──────── DATA LISTING ────────

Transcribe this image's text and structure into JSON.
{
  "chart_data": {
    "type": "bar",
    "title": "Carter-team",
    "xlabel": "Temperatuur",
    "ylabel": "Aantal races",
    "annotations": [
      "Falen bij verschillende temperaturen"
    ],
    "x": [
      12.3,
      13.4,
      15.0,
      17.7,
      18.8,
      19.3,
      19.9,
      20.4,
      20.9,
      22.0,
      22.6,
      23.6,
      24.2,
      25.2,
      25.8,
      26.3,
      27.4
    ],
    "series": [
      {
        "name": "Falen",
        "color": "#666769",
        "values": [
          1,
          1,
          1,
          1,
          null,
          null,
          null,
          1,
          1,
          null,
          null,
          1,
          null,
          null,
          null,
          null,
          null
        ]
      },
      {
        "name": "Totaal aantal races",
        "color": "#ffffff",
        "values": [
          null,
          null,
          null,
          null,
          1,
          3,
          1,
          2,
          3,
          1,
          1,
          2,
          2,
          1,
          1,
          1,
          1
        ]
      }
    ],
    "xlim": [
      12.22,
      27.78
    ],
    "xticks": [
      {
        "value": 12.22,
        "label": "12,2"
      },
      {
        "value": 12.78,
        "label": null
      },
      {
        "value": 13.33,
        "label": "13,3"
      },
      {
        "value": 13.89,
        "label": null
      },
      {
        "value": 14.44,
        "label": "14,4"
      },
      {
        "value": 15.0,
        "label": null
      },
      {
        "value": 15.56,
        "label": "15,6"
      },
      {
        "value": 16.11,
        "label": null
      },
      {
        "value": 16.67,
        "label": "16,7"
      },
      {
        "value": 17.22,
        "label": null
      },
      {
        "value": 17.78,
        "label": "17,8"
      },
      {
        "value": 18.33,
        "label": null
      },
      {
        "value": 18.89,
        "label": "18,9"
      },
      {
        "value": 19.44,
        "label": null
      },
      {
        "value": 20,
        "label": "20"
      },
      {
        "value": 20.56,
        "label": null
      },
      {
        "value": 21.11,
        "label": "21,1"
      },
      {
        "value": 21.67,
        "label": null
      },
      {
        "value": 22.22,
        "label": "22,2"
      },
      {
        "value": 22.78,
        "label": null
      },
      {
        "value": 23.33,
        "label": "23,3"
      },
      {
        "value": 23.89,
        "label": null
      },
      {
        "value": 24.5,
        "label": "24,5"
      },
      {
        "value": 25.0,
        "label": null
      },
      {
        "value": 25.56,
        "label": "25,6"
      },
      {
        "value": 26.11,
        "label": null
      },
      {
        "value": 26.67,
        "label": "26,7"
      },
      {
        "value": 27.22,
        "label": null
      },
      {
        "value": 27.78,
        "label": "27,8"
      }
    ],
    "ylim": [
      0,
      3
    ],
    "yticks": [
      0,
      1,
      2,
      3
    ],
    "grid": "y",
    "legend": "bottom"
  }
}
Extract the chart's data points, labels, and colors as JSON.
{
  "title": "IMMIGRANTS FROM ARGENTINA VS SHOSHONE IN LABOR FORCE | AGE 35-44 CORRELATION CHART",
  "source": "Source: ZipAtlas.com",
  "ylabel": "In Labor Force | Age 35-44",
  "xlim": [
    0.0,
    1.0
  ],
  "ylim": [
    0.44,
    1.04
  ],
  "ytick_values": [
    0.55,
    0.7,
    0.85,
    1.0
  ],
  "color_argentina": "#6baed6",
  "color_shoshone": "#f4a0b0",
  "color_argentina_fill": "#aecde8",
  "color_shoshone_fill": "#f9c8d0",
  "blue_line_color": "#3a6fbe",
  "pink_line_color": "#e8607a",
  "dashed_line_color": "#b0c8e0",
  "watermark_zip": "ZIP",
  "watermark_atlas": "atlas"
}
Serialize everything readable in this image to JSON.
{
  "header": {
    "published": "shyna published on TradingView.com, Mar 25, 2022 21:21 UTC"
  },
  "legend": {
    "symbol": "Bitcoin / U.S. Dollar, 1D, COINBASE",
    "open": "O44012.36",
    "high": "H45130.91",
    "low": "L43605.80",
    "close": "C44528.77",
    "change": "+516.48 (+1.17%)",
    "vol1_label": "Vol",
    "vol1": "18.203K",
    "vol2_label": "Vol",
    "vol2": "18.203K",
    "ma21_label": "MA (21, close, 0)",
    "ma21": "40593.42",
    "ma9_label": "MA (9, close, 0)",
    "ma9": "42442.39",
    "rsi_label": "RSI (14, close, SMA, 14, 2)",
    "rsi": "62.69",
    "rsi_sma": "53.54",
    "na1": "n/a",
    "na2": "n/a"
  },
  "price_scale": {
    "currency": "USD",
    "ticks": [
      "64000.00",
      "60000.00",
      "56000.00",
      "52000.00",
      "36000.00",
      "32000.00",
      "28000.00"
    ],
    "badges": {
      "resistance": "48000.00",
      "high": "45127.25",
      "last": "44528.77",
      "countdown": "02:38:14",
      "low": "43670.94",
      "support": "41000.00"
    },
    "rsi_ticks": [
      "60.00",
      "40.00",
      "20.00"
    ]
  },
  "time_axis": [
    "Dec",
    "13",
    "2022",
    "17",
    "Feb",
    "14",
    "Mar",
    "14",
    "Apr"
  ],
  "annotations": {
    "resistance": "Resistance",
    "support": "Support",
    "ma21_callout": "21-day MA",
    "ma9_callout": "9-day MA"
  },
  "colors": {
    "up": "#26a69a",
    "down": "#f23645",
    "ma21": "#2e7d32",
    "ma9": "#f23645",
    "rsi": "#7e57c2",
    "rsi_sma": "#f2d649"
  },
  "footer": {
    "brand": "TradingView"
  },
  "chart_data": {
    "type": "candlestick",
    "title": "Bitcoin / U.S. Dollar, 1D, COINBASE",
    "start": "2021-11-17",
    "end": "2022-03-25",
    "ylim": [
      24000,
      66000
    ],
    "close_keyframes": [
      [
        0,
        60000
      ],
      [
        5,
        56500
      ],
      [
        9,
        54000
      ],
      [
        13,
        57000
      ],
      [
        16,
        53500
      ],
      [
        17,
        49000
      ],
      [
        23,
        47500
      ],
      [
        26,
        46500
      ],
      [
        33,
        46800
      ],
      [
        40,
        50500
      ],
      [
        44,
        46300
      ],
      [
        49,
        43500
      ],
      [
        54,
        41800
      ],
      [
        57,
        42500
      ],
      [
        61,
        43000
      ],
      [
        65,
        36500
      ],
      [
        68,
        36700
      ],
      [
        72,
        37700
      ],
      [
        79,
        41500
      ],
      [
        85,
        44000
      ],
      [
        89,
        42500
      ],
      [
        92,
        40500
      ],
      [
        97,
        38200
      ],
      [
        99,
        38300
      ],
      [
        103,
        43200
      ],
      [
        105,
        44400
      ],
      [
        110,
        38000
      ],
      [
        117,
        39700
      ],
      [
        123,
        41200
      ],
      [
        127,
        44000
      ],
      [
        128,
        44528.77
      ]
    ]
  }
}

────────

TASK TO CARRY OUT: Print all of the entries exactly as they appear.

ANSWER TO THIS PROBLEM:
Transcribe this image's text and structure into JSON.
{
  "chart_data": {
    "type": "bar",
    "title": "Carter-team",
    "xlabel": "Temperatuur",
    "ylabel": "Aantal races",
    "annotations": [
      "Falen bij verschillende temperaturen"
    ],
    "x": [
      12.3,
      13.4,
      15.0,
      17.7,
      18.8,
      19.3,
      19.9,
      20.4,
      20.9,
      22.0,
      22.6,
      23.6,
      24.2,
      25.2,
      25.8,
      26.3,
      27.4
    ],
    "series": [
      {
        "name": "Falen",
        "color": "#666769",
        "values": [
          1,
          1,
          1,
          1,
          null,
          null,
          null,
          1,
          1,
          null,
          null,
          1,
          null,
          null,
          null,
          null,
          null
        ]
      },
      {
        "name": "Totaal aantal races",
        "color": "#ffffff",
        "values": [
          null,
          null,
          null,
          null,
          1,
          3,
          1,
          2,
          3,
          1,
          1,
          2,
          2,
          1,
          1,
          1,
          1
        ]
      }
    ],
    "xlim": [
      12.22,
      27.78
    ],
    "xticks": [
      {
        "value": 12.22,
        "label": "12,2"
      },
      {
        "value": 12.78,
        "label": null
      },
      {
        "value": 13.33,
        "label": "13,3"
      },
      {
        "value": 13.89,
        "label": null
      },
      {
        "value": 14.44,
        "label": "14,4"
      },
      {
        "value": 15.0,
        "label": null
      },
      {
        "value": 15.56,
        "label": "15,6"
      },
      {
        "value": 16.11,
        "label": null
      },
      {
        "value": 16.67,
        "label": "16,7"
      },
      {
        "value": 17.22,
        "label": null
      },
      {
        "value": 17.78,
        "label": "17,8"
      },
      {
        "value": 18.33,
        "label": null
      },
      {
        "value": 18.89,
        "label": "18,9"
      },
      {
        "value": 19.44,
        "label": null
      },
      {
        "value": 20,
        "label": "20"
      },
      {
        "value": 20.56,
        "label": null
      },
      {
        "value": 21.11,
        "label": "21,1"
      },
      {
        "value": 21.67,
        "label": null
      },
      {
        "value": 22.22,
        "label": "22,2"
      },
      {
        "value": 22.78,
        "label": null
      },
      {
        "value": 23.33,
        "label": "23,3"
      },
      {
        "value": 23.89,
        "label": null
      },
      {
        "value": 24.5,
        "label": "24,5"
      },
      {
        "value": 25.0,
        "label": null
      },
      {
        "value": 25.56,
        "label": "25,6"
      },
      {
        "value": 26.11,
        "label": null
      },
      {
        "value": 26.67,
        "label": "26,7"
      },
      {
        "value": 27.22,
        "label": null
      },
      {
        "value": 27.78,
        "label": "27,8"
      }
    ],
    "ylim": [
      0,
      3
    ],
    "yticks": [
      0,
      1,
      2,
      3
    ],
    "grid": "y",
    "legend": "bottom"
  }
}
Extract the chart's data points, labels, and colors as JSON.
{
  "title": "IMMIGRANTS FROM ARGENTINA VS SHOSHONE IN LABOR FORCE | AGE 35-44 CORRELATION CHART",
  "source": "Source: ZipAtlas.com",
  "ylabel": "In Labor Force | Age 35-44",
  "xlim": [
    0.0,
    1.0
  ],
  "ylim": [
    0.44,
    1.04
  ],
  "ytick_values": [
    0.55,
    0.7,
    0.85,
    1.0
  ],
  "color_argentina": "#6baed6",
  "color_shoshone": "#f4a0b0",
  "color_argentina_fill": "#aecde8",
  "color_shoshone_fill": "#f9c8d0",
  "blue_line_color": "#3a6fbe",
  "pink_line_color": "#e8607a",
  "dashed_line_color": "#b0c8e0",
  "watermark_zip": "ZIP",
  "watermark_atlas": "atlas"
}
Serialize everything readable in this image to JSON.
{
  "header": {
    "published": "shyna published on TradingView.com, Mar 25, 2022 21:21 UTC"
  },
  "legend": {
    "symbol": "Bitcoin / U.S. Dollar, 1D, COINBASE",
    "open": "O44012.36",
    "high": "H45130.91",
    "low": "L43605.80",
    "close": "C44528.77",
    "change": "+516.48 (+1.17%)",
    "vol1_label": "Vol",
    "vol1": "18.203K",
    "vol2_label": "Vol",
    "vol2": "18.203K",
    "ma21_label": "MA (21, close, 0)",
    "ma21": "40593.42",
    "ma9_label": "MA (9, close, 0)",
    "ma9": "42442.39",
    "rsi_label": "RSI (14, close, SMA, 14, 2)",
    "rsi": "62.69",
    "rsi_sma": "53.54",
    "na1": "n/a",
    "na2": "n/a"
  },
  "price_scale": {
    "currency": "USD",
    "ticks": [
      "64000.00",
      "60000.00",
      "56000.00",
      "52000.00",
      "36000.00",
      "32000.00",
      "28000.00"
    ],
    "badges": {
      "resistance": "48000.00",
      "high": "45127.25",
      "last": "44528.77",
      "countdown": "02:38:14",
      "low": "43670.94",
      "support": "41000.00"
    },
    "rsi_ticks": [
      "60.00",
      "40.00",
      "20.00"
    ]
  },
  "time_axis": [
    "Dec",
    "13",
    "2022",
    "17",
    "Feb",
    "14",
    "Mar",
    "14",
    "Apr"
  ],
  "annotations": {
    "resistance": "Resistance",
    "support": "Support",
    "ma21_callout": "21-day MA",
    "ma9_callout": "9-day MA"
  },
  "colors": {
    "up": "#26a69a",
    "down": "#f23645",
    "ma21": "#2e7d32",
    "ma9": "#f23645",
    "rsi": "#7e57c2",
    "rsi_sma": "#f2d649"
  },
  "footer": {
    "brand": "TradingView"
  },
  "chart_data": {
    "type": "candlestick",
    "title": "Bitcoin / U.S. Dollar, 1D, COINBASE",
    "start": "2021-11-17",
    "end": "2022-03-25",
    "ylim": [
      24000,
      66000
    ],
    "close_keyframes": [
      [
        0,
        60000
      ],
      [
        5,
        56500
      ],
      [
        9,
        54000
      ],
      [
        13,
        57000
      ],
      [
        16,
        53500
      ],
      [
        17,
        49000
      ],
      [
        23,
        47500
      ],
      [
        26,
        46500
      ],
      [
        33,
        46800
      ],
      [
        40,
        50500
      ],
      [
        44,
        46300
      ],
      [
        49,
        43500
      ],
      [
        54,
        41800
      ],
      [
        57,
        42500
      ],
      [
        61,
        43000
      ],
      [
        65,
        36500
      ],
      [
        68,
        36700
      ],
      [
        72,
        37700
      ],
      [
        79,
        41500
      ],
      [
        85,
        44000
      ],
      [
        89,
        42500
      ],
      [
        92,
        40500
      ],
      [
        97,
        38200
      ],
      [
        99,
        38300
      ],
      [
        103,
        43200
      ],
      [
        105,
        44400
      ],
      [
        110,
        38000
      ],
      [
        117,
        39700
      ],
      [
        123,
        41200
      ],
      [
        127,
        44000
      ],
      [
        128,
        44528.77
      ]
    ]
  }
}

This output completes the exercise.